(Items from a dataset)
-------------------------

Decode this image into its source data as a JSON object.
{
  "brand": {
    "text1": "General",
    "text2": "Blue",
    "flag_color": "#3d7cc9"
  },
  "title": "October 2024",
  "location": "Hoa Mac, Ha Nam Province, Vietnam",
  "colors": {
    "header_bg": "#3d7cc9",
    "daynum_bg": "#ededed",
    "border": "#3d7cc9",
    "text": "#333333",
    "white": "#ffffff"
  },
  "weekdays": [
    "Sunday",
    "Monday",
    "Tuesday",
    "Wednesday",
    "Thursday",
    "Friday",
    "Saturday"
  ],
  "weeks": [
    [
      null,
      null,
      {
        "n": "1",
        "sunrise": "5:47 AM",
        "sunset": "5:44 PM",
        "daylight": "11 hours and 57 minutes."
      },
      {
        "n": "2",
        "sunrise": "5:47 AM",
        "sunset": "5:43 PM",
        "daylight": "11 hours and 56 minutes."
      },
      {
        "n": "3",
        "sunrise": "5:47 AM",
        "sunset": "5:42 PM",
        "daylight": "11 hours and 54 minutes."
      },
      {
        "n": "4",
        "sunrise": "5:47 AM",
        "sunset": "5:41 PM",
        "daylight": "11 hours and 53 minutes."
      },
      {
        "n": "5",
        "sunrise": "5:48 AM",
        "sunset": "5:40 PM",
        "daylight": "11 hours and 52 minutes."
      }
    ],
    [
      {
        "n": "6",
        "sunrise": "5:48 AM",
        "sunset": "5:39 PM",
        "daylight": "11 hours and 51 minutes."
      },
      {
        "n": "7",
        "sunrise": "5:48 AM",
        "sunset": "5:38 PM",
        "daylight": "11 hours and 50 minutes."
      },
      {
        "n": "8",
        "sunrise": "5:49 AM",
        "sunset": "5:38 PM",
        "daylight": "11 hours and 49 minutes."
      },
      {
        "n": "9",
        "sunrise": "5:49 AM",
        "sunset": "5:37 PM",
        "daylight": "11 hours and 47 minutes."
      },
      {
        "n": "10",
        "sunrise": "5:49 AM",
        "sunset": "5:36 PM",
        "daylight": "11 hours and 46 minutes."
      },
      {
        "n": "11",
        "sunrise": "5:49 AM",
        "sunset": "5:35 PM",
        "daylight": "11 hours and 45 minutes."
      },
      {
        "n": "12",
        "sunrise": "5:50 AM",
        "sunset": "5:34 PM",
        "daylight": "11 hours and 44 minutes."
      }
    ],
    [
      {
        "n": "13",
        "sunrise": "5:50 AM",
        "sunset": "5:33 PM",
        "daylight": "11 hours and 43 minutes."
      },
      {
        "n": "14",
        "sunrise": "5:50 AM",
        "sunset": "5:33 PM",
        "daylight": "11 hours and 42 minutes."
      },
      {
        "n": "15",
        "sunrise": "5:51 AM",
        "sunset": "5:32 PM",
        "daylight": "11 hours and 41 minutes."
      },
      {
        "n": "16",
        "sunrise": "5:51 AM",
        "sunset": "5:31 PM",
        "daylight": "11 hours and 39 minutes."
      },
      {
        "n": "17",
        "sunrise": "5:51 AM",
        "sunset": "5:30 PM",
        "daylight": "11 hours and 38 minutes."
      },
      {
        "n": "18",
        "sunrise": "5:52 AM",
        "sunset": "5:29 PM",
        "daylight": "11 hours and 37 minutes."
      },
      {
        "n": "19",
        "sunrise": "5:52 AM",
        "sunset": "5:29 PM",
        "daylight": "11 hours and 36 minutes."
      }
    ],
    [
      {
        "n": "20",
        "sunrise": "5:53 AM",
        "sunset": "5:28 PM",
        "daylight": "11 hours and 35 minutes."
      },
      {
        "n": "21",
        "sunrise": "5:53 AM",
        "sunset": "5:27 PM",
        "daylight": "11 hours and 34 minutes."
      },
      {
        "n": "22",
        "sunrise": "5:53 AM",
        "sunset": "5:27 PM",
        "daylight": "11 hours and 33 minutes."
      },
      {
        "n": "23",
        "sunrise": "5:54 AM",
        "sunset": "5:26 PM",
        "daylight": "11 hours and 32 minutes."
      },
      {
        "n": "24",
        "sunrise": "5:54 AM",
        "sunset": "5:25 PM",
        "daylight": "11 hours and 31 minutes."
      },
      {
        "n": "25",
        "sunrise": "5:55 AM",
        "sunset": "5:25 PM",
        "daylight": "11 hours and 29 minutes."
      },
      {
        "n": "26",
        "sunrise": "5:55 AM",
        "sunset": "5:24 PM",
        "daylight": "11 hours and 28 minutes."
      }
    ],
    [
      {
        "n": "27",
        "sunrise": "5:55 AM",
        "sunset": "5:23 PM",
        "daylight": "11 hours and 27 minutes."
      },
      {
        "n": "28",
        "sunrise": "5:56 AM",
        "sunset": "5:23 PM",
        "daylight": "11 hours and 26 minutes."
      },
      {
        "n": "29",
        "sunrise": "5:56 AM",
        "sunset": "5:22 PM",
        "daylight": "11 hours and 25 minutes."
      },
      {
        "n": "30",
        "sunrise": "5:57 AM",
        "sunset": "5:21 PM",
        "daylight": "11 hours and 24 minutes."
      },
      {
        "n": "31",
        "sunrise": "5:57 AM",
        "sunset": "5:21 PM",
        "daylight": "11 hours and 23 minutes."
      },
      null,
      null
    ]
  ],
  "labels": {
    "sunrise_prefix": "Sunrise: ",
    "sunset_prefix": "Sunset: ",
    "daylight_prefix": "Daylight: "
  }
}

-------------------------

EXERCISE REQUIREMENTS: Return the listing above in full, character for character.

RESPONSE:
Decode this image into its source data as a JSON object.
{
  "brand": {
    "text1": "General",
    "text2": "Blue",
    "flag_color": "#3d7cc9"
  },
  "title": "October 2024",
  "location": "Hoa Mac, Ha Nam Province, Vietnam",
  "colors": {
    "header_bg": "#3d7cc9",
    "daynum_bg": "#ededed",
    "border": "#3d7cc9",
    "text": "#333333",
    "white": "#ffffff"
  },
  "weekdays": [
    "Sunday",
    "Monday",
    "Tuesday",
    "Wednesday",
    "Thursday",
    "Friday",
    "Saturday"
  ],
  "weeks": [
    [
      null,
      null,
      {
        "n": "1",
        "sunrise": "5:47 AM",
        "sunset": "5:44 PM",
        "daylight": "11 hours and 57 minutes."
      },
      {
        "n": "2",
        "sunrise": "5:47 AM",
        "sunset": "5:43 PM",
        "daylight": "11 hours and 56 minutes."
      },
      {
        "n": "3",
        "sunrise": "5:47 AM",
        "sunset": "5:42 PM",
        "daylight": "11 hours and 54 minutes."
      },
      {
        "n": "4",
        "sunrise": "5:47 AM",
        "sunset": "5:41 PM",
        "daylight": "11 hours and 53 minutes."
      },
      {
        "n": "5",
        "sunrise": "5:48 AM",
        "sunset": "5:40 PM",
        "daylight": "11 hours and 52 minutes."
      }
    ],
    [
      {
        "n": "6",
        "sunrise": "5:48 AM",
        "sunset": "5:39 PM",
        "daylight": "11 hours and 51 minutes."
      },
      {
        "n": "7",
        "sunrise": "5:48 AM",
        "sunset": "5:38 PM",
        "daylight": "11 hours and 50 minutes."
      },
      {
        "n": "8",
        "sunrise": "5:49 AM",
        "sunset": "5:38 PM",
        "daylight": "11 hours and 49 minutes."
      },
      {
        "n": "9",
        "sunrise": "5:49 AM",
        "sunset": "5:37 PM",
        "daylight": "11 hours and 47 minutes."
      },
      {
        "n": "10",
        "sunrise": "5:49 AM",
        "sunset": "5:36 PM",
        "daylight": "11 hours and 46 minutes."
      },
      {
        "n": "11",
        "sunrise": "5:49 AM",
        "sunset": "5:35 PM",
        "daylight": "11 hours and 45 minutes."
      },
      {
        "n": "12",
        "sunrise": "5:50 AM",
        "sunset": "5:34 PM",
        "daylight": "11 hours and 44 minutes."
      }
    ],
    [
      {
        "n": "13",
        "sunrise": "5:50 AM",
        "sunset": "5:33 PM",
        "daylight": "11 hours and 43 minutes."
      },
      {
        "n": "14",
        "sunrise": "5:50 AM",
        "sunset": "5:33 PM",
        "daylight": "11 hours and 42 minutes."
      },
      {
        "n": "15",
        "sunrise": "5:51 AM",
        "sunset": "5:32 PM",
        "daylight": "11 hours and 41 minutes."
      },
      {
        "n": "16",
        "sunrise": "5:51 AM",
        "sunset": "5:31 PM",
        "daylight": "11 hours and 39 minutes."
      },
      {
        "n": "17",
        "sunrise": "5:51 AM",
        "sunset": "5:30 PM",
        "daylight": "11 hours and 38 minutes."
      },
      {
        "n": "18",
        "sunrise": "5:52 AM",
        "sunset": "5:29 PM",
        "daylight": "11 hours and 37 minutes."
      },
      {
        "n": "19",
        "sunrise": "5:52 AM",
        "sunset": "5:29 PM",
        "daylight": "11 hours and 36 minutes."
      }
    ],
    [
      {
        "n": "20",
        "sunrise": "5:53 AM",
        "sunset": "5:28 PM",
        "daylight": "11 hours and 35 minutes."
      },
      {
        "n": "21",
        "sunrise": "5:53 AM",
        "sunset": "5:27 PM",
        "daylight": "11 hours and 34 minutes."
      },
      {
        "n": "22",
        "sunrise": "5:53 AM",
        "sunset": "5:27 PM",
        "daylight": "11 hours and 33 minutes."
      },
      {
        "n": "23",
        "sunrise": "5:54 AM",
        "sunset": "5:26 PM",
        "daylight": "11 hours and 32 minutes."
      },
      {
        "n": "24",
        "sunrise": "5:54 AM",
        "sunset": "5:25 PM",
        "daylight": "11 hours and 31 minutes."
      },
      {
        "n": "25",
        "sunrise": "5:55 AM",
        "sunset": "5:25 PM",
        "daylight": "11 hours and 29 minutes."
      },
      {
        "n": "26",
        "sunrise": "5:55 AM",
        "sunset": "5:24 PM",
        "daylight": "11 hours and 28 minutes."
      }
    ],
    [
      {
        "n": "27",
        "sunrise": "5:55 AM",
        "sunset": "5:23 PM",
        "daylight": "11 hours and 27 minutes."
      },
      {
        "n": "28",
        "sunrise": "5:56 AM",
        "sunset": "5:23 PM",
        "daylight": "11 hours and 26 minutes."
      },
      {
        "n": "29",
        "sunrise": "5:56 AM",
        "sunset": "5:22 PM",
        "daylight": "11 hours and 25 minutes."
      },
      {
        "n": "30",
        "sunrise": "5:57 AM",
        "sunset": "5:21 PM",
        "daylight": "11 hours and 24 minutes."
      },
      {
        "n": "31",
        "sunrise": "5:57 AM",
        "sunset": "5:21 PM",
        "daylight": "11 hours and 23 minutes."
      },
      null,
      null
    ]
  ],
  "labels": {
    "sunrise_prefix": "Sunrise: ",
    "sunset_prefix": "Sunset: ",
    "daylight_prefix": "Daylight: "
  }
}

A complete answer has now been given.